* **Instruções**:
Reescreva as linhas dos itens que começam em "- zone-name: wan: [807, 295, 858, 321]" e terminam em "- caret-icon: [1321, 303, 1332, 313]", trocando "network-tag" por "net-label" e deixando todo o resto igual.

* **Trechos dos itens**:
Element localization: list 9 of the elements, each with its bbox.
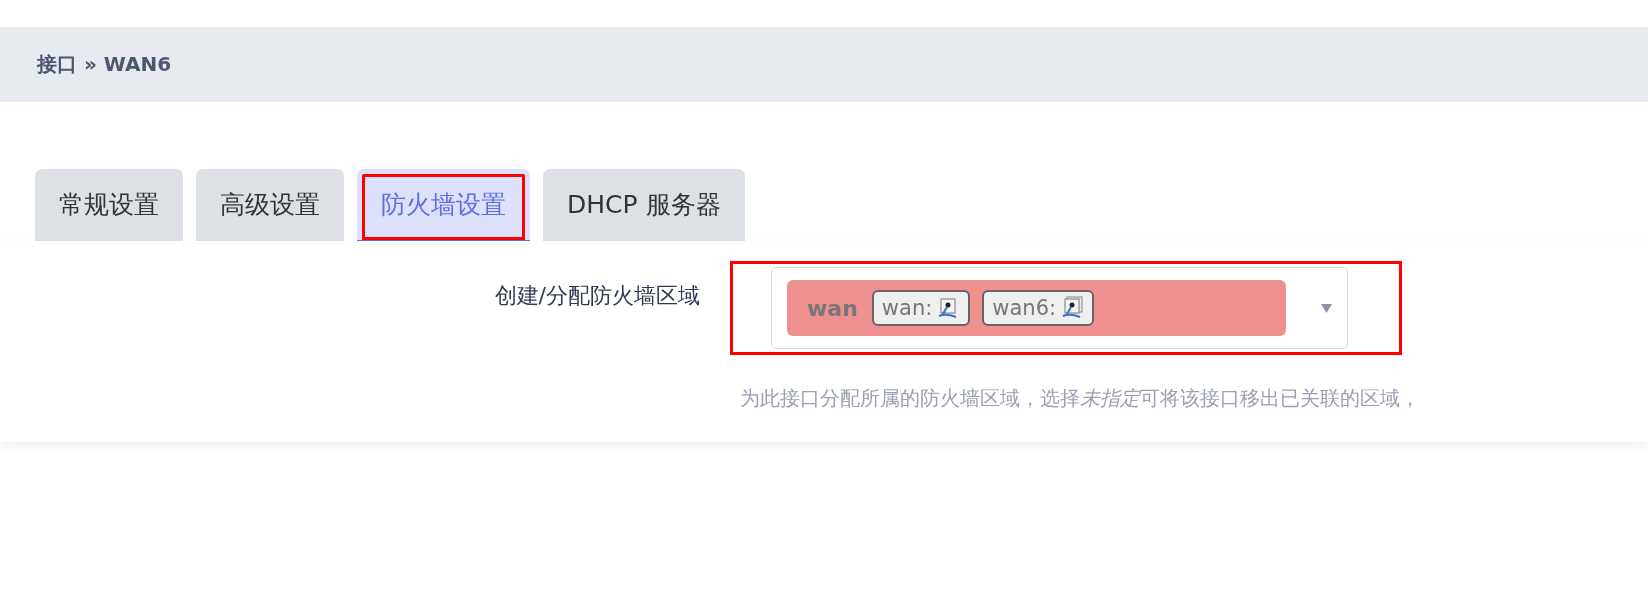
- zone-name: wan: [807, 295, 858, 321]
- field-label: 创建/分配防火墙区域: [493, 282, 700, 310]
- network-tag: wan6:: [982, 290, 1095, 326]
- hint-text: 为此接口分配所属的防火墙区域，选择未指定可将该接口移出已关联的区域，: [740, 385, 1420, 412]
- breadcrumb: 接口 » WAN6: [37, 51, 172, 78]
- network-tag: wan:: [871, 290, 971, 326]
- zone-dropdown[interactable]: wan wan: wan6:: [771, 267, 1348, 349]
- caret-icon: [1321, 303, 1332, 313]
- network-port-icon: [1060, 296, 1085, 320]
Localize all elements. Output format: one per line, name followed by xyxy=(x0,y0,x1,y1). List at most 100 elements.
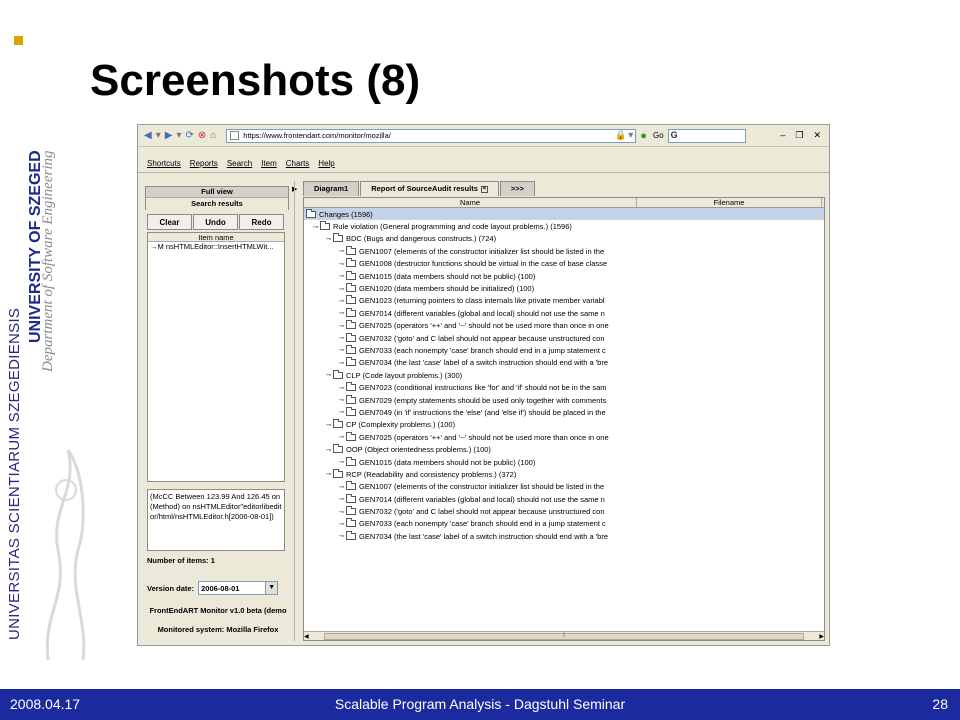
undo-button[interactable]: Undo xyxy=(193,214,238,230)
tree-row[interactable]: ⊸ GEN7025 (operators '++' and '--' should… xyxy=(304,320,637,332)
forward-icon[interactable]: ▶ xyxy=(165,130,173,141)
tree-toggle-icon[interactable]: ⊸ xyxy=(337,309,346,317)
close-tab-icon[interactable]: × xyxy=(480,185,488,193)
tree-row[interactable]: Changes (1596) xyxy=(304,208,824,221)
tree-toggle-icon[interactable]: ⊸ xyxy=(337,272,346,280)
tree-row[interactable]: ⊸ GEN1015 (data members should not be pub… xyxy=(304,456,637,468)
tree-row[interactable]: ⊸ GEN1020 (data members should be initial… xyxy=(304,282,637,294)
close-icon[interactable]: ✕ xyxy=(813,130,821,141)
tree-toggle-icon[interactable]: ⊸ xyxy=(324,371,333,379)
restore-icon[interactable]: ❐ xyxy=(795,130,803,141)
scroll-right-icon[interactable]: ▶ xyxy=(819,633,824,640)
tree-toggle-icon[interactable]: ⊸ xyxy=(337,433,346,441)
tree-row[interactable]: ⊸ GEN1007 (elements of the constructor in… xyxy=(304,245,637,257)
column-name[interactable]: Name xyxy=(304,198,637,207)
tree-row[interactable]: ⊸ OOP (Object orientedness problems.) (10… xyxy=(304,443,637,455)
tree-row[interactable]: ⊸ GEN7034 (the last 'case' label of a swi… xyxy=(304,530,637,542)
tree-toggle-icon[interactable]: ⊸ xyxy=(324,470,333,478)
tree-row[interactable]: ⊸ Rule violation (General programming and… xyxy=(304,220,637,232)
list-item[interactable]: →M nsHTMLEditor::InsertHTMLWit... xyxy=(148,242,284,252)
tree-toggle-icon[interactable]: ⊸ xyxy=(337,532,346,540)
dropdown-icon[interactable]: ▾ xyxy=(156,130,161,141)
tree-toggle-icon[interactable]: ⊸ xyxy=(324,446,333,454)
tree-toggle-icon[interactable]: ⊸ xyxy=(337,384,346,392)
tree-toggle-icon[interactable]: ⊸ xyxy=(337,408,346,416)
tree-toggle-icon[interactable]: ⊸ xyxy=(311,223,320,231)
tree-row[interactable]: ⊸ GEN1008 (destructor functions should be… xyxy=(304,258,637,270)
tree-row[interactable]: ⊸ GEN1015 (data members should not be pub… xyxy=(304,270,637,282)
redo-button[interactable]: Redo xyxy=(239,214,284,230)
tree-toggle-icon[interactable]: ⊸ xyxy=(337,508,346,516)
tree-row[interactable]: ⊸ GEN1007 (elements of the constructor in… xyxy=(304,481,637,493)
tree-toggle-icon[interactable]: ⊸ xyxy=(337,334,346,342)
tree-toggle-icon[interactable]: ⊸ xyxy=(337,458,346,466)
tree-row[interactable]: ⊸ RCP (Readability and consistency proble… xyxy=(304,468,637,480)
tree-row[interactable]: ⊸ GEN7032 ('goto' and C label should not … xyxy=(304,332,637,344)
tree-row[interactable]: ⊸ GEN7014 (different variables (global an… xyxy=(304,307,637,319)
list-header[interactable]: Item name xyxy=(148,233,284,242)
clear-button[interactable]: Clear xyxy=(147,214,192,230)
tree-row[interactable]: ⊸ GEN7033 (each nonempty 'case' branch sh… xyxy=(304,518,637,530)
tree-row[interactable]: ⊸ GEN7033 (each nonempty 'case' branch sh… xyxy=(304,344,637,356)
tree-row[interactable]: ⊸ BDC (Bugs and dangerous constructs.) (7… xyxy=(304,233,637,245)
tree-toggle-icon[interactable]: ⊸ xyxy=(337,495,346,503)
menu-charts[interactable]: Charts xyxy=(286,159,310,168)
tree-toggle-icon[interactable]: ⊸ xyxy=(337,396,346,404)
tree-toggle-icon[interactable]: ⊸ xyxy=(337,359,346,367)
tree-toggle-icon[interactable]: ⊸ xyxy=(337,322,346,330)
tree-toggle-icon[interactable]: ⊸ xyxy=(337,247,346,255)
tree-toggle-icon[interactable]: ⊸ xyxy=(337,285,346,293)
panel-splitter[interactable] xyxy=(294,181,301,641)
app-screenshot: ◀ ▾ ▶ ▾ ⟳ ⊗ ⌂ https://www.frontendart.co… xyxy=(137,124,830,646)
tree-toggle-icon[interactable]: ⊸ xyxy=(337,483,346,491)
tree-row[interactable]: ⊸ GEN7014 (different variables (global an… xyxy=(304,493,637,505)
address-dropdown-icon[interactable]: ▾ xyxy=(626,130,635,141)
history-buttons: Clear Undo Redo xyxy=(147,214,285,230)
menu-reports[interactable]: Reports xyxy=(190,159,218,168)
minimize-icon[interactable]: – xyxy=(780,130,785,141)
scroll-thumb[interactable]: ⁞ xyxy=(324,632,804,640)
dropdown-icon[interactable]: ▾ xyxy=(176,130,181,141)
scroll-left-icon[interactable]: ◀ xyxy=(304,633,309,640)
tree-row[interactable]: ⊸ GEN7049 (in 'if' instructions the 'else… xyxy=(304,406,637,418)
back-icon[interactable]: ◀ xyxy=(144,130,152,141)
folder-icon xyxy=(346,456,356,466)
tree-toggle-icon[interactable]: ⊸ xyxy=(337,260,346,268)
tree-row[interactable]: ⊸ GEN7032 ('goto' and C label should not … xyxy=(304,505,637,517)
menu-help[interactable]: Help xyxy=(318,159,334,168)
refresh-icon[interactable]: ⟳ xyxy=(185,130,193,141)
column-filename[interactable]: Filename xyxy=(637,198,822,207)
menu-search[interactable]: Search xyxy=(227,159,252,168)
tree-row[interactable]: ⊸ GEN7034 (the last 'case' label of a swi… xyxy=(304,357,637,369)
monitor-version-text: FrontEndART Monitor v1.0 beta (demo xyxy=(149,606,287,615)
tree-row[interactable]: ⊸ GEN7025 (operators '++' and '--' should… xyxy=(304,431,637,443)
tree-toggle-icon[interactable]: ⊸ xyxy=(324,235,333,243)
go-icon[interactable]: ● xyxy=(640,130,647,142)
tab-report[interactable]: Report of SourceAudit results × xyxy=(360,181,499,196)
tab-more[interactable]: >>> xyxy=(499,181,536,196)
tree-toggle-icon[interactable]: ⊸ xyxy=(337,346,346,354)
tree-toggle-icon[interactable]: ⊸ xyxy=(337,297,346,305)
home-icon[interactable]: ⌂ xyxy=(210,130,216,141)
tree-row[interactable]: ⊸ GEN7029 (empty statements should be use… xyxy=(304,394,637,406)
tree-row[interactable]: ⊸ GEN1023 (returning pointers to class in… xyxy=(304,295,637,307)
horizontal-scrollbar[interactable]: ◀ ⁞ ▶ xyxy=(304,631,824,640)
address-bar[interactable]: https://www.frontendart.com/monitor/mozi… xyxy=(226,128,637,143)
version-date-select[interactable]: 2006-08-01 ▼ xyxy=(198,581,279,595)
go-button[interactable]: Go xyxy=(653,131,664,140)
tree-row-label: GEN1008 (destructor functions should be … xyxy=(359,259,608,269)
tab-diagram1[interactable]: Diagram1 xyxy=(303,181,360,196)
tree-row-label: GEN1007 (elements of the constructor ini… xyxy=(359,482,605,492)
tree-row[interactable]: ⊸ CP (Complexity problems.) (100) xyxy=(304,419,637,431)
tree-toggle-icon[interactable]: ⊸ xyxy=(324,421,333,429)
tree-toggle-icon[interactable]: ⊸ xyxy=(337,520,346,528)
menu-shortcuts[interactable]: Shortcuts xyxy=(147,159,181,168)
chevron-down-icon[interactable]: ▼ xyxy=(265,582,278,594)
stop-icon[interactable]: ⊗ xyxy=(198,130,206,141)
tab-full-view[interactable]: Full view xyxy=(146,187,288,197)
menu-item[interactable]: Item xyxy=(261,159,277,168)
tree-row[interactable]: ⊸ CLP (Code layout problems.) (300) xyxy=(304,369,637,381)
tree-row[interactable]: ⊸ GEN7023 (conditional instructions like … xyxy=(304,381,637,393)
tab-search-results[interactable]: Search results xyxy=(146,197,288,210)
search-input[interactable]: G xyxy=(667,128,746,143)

* **Resposta escrita**:
- zone-name: wan: [807, 295, 858, 321]
- field-label: 创建/分配防火墙区域: [493, 282, 700, 310]
- net-label: wan6:: [982, 290, 1095, 326]
- hint-text: 为此接口分配所属的防火墙区域，选择未指定可将该接口移出已关联的区域，: [740, 385, 1420, 412]
- breadcrumb: 接口 » WAN6: [37, 51, 172, 78]
- net-label: wan:: [871, 290, 971, 326]
- zone-dropdown[interactable]: wan wan: wan6:: [771, 267, 1348, 349]
- caret-icon: [1321, 303, 1332, 313]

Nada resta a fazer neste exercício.